Start DATA SECTION

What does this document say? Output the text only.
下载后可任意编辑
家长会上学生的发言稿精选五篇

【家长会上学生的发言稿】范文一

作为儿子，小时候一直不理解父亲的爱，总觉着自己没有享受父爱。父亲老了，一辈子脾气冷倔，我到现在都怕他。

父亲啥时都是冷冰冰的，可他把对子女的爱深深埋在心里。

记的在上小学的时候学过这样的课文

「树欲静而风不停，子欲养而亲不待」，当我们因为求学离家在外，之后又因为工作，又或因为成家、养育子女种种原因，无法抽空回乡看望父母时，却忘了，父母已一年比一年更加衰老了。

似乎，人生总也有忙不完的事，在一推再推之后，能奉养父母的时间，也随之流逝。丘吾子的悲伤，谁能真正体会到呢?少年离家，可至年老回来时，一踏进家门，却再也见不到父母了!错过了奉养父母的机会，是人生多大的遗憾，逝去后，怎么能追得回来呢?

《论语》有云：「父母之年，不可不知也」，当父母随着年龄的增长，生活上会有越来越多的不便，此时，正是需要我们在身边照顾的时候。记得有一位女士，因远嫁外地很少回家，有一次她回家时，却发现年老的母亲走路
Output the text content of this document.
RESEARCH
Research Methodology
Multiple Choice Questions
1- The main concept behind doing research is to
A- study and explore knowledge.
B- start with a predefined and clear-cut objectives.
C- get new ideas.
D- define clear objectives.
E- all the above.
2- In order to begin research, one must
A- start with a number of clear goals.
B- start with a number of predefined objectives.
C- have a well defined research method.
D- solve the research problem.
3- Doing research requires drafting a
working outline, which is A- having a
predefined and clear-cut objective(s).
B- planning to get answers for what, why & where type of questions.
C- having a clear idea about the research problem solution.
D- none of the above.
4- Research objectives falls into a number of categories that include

End DATA SECTION

REQUIRED WORK: Give nothing but the number of lines containing the string "problem".

ANSWER TO THIS TASK: 2